→ **Objective**
Recast the lines below, from the line with "Patent image size: (841, 440)." to the line with "The series field winding F4 is at (719, 365).", as a numbered list, leaving out any blank lines.

→ **Extracted data entries**
____

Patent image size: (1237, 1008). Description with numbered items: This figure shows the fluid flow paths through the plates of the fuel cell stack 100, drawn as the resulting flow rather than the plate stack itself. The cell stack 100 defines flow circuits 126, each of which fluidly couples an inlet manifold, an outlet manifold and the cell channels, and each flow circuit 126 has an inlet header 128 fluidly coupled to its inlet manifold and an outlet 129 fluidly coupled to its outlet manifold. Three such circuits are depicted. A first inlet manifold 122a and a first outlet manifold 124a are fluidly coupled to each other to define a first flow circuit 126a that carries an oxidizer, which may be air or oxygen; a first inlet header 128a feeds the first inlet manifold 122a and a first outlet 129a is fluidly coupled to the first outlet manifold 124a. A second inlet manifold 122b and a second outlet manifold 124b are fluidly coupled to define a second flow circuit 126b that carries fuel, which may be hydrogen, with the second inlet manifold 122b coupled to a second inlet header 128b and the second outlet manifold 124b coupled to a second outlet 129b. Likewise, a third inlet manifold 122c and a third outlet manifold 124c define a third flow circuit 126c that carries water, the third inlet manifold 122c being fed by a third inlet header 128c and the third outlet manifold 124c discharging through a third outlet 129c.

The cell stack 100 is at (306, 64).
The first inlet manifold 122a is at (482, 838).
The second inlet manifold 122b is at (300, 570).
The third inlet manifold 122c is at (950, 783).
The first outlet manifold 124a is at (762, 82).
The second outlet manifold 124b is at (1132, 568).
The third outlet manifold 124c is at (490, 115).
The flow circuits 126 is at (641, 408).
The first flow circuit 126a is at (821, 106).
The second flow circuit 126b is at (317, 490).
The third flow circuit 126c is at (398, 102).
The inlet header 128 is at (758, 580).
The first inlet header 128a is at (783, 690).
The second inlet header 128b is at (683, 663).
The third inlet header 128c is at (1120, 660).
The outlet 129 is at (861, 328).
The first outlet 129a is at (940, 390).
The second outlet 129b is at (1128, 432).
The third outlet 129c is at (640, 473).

____

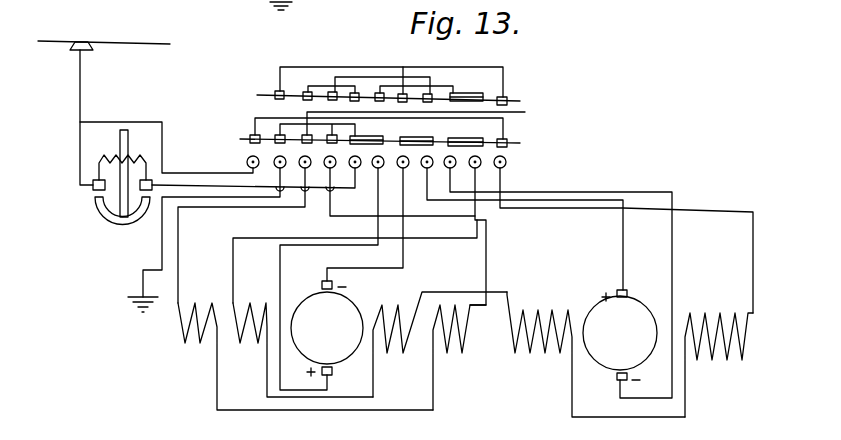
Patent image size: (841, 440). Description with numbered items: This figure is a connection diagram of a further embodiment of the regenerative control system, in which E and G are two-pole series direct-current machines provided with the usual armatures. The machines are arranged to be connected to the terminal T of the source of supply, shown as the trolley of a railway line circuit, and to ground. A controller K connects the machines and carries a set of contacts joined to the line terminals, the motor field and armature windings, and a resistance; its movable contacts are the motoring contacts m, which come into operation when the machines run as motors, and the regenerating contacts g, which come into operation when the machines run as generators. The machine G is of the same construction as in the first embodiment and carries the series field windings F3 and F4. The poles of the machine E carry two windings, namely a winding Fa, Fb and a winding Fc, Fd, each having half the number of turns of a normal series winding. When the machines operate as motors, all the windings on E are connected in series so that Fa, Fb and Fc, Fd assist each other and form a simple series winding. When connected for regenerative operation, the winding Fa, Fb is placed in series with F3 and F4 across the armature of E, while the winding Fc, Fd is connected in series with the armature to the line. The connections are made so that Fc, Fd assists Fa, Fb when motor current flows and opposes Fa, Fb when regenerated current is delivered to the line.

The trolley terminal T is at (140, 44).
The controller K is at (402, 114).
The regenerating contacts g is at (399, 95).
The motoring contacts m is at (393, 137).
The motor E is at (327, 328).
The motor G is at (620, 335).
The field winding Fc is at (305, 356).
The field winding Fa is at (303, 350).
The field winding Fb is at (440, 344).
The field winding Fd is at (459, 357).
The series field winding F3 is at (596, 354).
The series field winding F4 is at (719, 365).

____

→ **Reply to the task**
1. Patent image size: (841, 440). Description with numbered items: This figure is a connection diagram of a further embodiment of the regenerative control system, in which E and G are two-pole series direct-current machines provided with the usual armatures. The machines are arranged to be connected to the terminal T of the source of supply, shown as the trolley of a railway line circuit, and to ground. A controller K connects the machines and carries a set of contacts joined to the line terminals, the motor field and armature windings, and a resistance; its movable contacts are the motoring contacts m, which come into operation when the machines run as motors, and the regenerating contacts g, which come into operation when the machines run as generators. The machine G is of the same construction as in the first embodiment and carries the series field windings F3 and F4. The poles of the machine E carry two windings, namely a winding Fa, Fb and a winding Fc, Fd, each having half the number of turns of a normal series winding. When the machines operate as motors, all the windings on E are connected in series so that Fa, Fb and Fc, Fd assist each other and form a simple series winding. When connected for regenerative operation, the winding Fa, Fb is placed in series with F3 and F4 across the armature of E, while the winding Fc, Fd is connected in series with the armature to the line. The connections are made so that Fc, Fd assists Fa, Fb when motor current flows and opposes Fa, Fb when regenerated current is delivered to the line.
2. The trolley terminal T is at (140, 44).
3. The controller K is at (402, 114).
4. The regenerating contacts g is at (399, 95).
5. The motoring contacts m is at (393, 137).
6. The motor E is at (327, 328).
7. The motor G is at (620, 335).
8. The field winding Fc is at (305, 356).
9. The field winding Fa is at (303, 350).
10. The field winding Fb is at (440, 344).
11. The field winding Fd is at (459, 357).
12. The series field winding F3 is at (596, 354).
13. The series field winding F4 is at (719, 365).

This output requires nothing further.